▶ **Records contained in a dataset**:
•••

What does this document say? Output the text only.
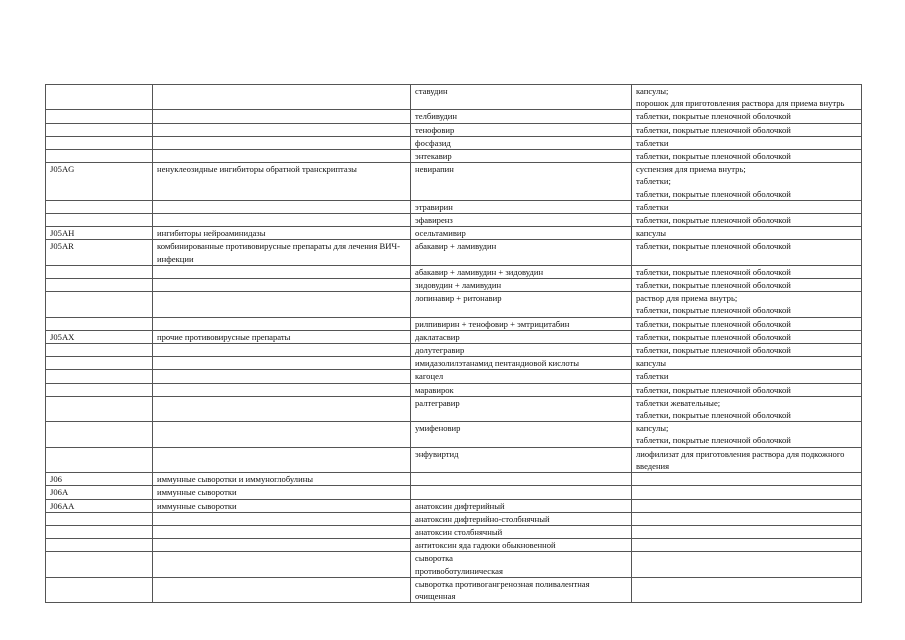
		ставудин	капсулы;
порошок для приготовления раствора для приема внутрь
		телбивудин	таблетки, покрытые пленочной оболочкой
		тенофовир	таблетки, покрытые пленочной оболочкой
		фосфазид	таблетки
		энтекавир	таблетки, покрытые пленочной оболочкой
J05AG	ненуклеозидные ингибиторы обратной транскриптазы	невирапин	суспензия для приема внутрь;
таблетки;
таблетки, покрытые пленочной оболочкой
		этравирин	таблетки
		эфавиренз	таблетки, покрытые пленочной оболочкой
J05AH	ингибиторы нейроаминидазы	осельтамивир	капсулы
J05AR	комбинированные противовирусные препараты для лечения ВИЧ-инфекции	абакавир + ламивудин	таблетки, покрытые пленочной оболочкой
		абакавир + ламивудин + зидовудин	таблетки, покрытые пленочной оболочкой
		зидовудин + ламивудин	таблетки, покрытые пленочной оболочкой
		лопинавир + ритонавир	раствор для приема внутрь;
таблетки, покрытые пленочной оболочкой
		рилпивирин + тенофовир + эмтрицитабин	таблетки, покрытые пленочной оболочкой
J05AX	прочие противовирусные препараты	даклатасвир	таблетки, покрытые пленочной оболочкой
		долутегравир	таблетки, покрытые пленочной оболочкой
		имидазолилэтанамид пентандиовой кислоты	капсулы
		кагоцел	таблетки
		маравирок	таблетки, покрытые пленочной оболочкой
		ралтегравир	таблетки жевательные;
таблетки, покрытые пленочной оболочкой
		умифеновир	капсулы;
таблетки, покрытые пленочной оболочкой
		энфувиртид	лиофилизат для приготовления раствора для подкожного введения
J06	иммунные сыворотки и иммуноглобулины		
J06A	иммунные сыворотки		
J06AA	иммунные сыворотки	анатоксин дифтерийный	
		анатоксин дифтерийно-столбнячный	
		анатоксин столбнячный	
		антитоксин яда гадюки обыкновенной	
		сыворотка
противоботулиническая	
		сыворотка противогангренозная поливалентная очищенная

•••

▶ **TASK DETAILS**: Quote every record above exactly, omitting any pictures they contain.

▶ **ANSWER TO THIS TASK**:
What does this document say? Output the text only.
		ставудин	капсулы;
порошок для приготовления раствора для приема внутрь
		телбивудин	таблетки, покрытые пленочной оболочкой
		тенофовир	таблетки, покрытые пленочной оболочкой
		фосфазид	таблетки
		энтекавир	таблетки, покрытые пленочной оболочкой
J05AG	ненуклеозидные ингибиторы обратной транскриптазы	невирапин	суспензия для приема внутрь;
таблетки;
таблетки, покрытые пленочной оболочкой
		этравирин	таблетки
		эфавиренз	таблетки, покрытые пленочной оболочкой
J05AH	ингибиторы нейроаминидазы	осельтамивир	капсулы
J05AR	комбинированные противовирусные препараты для лечения ВИЧ-инфекции	абакавир + ламивудин	таблетки, покрытые пленочной оболочкой
		абакавир + ламивудин + зидовудин	таблетки, покрытые пленочной оболочкой
		зидовудин + ламивудин	таблетки, покрытые пленочной оболочкой
		лопинавир + ритонавир	раствор для приема внутрь;
таблетки, покрытые пленочной оболочкой
		рилпивирин + тенофовир + эмтрицитабин	таблетки, покрытые пленочной оболочкой
J05AX	прочие противовирусные препараты	даклатасвир	таблетки, покрытые пленочной оболочкой
		долутегравир	таблетки, покрытые пленочной оболочкой
		имидазолилэтанамид пентандиовой кислоты	капсулы
		кагоцел	таблетки
		маравирок	таблетки, покрытые пленочной оболочкой
		ралтегравир	таблетки жевательные;
таблетки, покрытые пленочной оболочкой
		умифеновир	капсулы;
таблетки, покрытые пленочной оболочкой
		энфувиртид	лиофилизат для приготовления раствора для подкожного введения
J06	иммунные сыворотки и иммуноглобулины		
J06A	иммунные сыворотки		
J06AA	иммунные сыворотки	анатоксин дифтерийный	
		анатоксин дифтерийно-столбнячный	
		анатоксин столбнячный	
		антитоксин яда гадюки обыкновенной	
		сыворотка
противоботулиническая	
		сыворотка противогангренозная поливалентная очищенная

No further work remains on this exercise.